PROVIDED DATA:
** begin **
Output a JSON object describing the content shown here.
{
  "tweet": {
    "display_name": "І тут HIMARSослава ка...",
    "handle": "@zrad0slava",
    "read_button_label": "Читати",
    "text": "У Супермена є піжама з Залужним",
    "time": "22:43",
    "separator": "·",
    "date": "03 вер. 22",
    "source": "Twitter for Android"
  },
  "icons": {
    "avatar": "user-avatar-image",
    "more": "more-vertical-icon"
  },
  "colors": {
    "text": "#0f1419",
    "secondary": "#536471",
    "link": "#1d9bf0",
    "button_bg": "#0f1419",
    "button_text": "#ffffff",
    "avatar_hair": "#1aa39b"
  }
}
** end **
** begin **
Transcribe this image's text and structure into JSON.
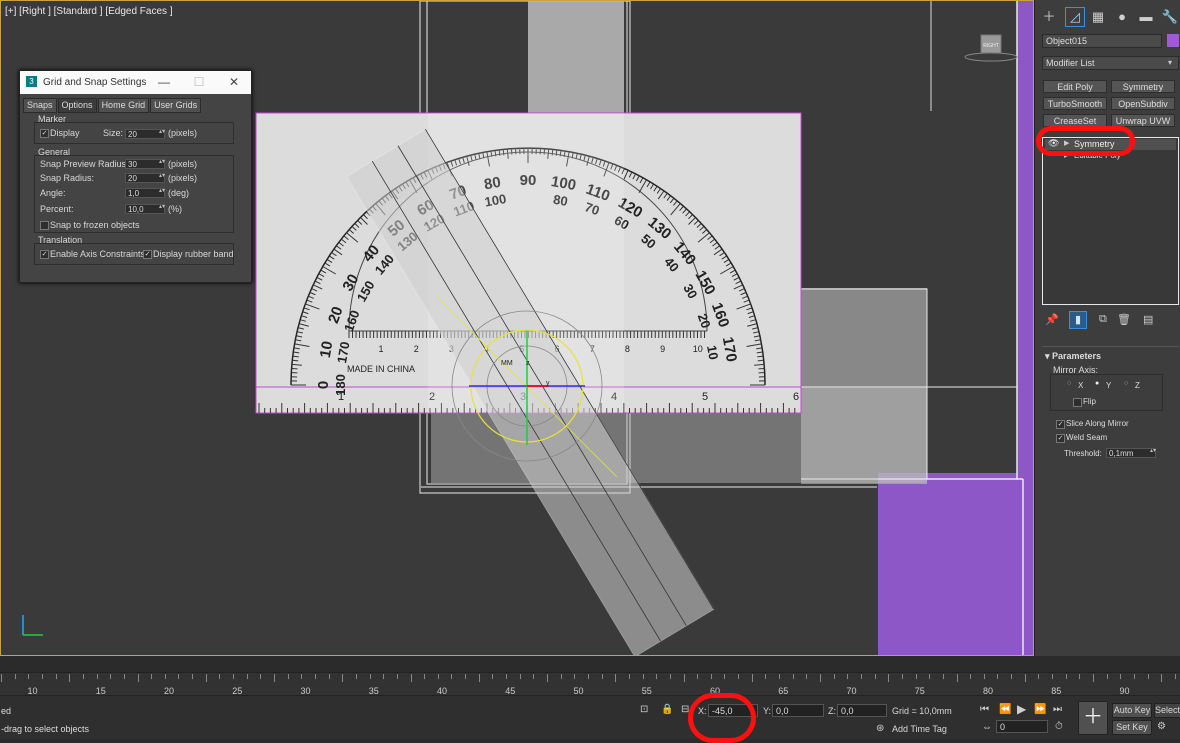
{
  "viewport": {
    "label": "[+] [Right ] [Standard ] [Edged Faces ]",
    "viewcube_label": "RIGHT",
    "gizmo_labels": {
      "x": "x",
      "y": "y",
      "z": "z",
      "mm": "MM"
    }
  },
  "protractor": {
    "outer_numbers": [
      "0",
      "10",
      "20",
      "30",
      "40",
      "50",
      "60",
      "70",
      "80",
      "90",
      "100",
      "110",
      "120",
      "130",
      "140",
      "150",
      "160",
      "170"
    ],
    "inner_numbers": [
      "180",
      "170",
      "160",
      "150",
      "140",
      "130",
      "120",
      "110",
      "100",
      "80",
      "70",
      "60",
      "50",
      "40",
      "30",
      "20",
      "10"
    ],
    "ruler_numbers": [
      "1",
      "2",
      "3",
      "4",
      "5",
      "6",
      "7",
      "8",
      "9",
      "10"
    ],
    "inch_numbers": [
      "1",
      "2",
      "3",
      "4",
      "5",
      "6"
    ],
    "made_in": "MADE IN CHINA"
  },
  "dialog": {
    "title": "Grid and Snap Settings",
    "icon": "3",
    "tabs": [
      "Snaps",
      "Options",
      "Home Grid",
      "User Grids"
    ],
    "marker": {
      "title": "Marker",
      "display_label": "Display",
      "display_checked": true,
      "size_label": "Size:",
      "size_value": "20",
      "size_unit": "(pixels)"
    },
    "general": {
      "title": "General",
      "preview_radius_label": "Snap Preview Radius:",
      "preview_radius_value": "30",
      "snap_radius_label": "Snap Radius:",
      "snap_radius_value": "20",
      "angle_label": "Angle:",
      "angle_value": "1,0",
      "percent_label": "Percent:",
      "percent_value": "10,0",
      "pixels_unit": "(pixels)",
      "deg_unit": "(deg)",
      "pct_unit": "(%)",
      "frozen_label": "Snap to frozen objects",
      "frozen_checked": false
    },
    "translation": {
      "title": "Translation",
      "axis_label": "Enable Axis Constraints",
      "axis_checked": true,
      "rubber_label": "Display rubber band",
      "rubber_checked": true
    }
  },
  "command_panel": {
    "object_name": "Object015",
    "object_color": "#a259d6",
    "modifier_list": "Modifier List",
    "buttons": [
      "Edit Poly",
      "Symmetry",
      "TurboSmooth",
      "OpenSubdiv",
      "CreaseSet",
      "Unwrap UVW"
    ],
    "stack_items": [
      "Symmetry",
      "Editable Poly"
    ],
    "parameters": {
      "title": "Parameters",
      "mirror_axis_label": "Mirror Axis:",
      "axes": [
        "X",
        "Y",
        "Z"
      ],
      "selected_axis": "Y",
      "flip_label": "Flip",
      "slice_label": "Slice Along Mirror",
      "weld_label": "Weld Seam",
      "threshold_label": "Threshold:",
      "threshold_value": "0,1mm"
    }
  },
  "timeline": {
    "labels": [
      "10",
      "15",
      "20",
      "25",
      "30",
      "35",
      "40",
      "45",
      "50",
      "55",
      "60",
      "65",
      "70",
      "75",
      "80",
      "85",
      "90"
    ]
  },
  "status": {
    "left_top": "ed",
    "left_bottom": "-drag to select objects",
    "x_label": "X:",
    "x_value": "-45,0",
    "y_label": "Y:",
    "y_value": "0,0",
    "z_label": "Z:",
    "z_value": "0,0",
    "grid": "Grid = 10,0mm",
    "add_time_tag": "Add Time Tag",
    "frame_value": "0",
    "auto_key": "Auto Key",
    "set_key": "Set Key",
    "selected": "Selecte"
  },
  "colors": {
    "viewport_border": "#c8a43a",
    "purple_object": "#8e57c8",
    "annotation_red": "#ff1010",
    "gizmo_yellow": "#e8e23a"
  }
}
** end **
EXERCISE: In the entries above, find each line with the string "pixels" and copy it.

REPLY:
      "size_unit": "(pixels)"
      "pixels_unit": "(pixels)",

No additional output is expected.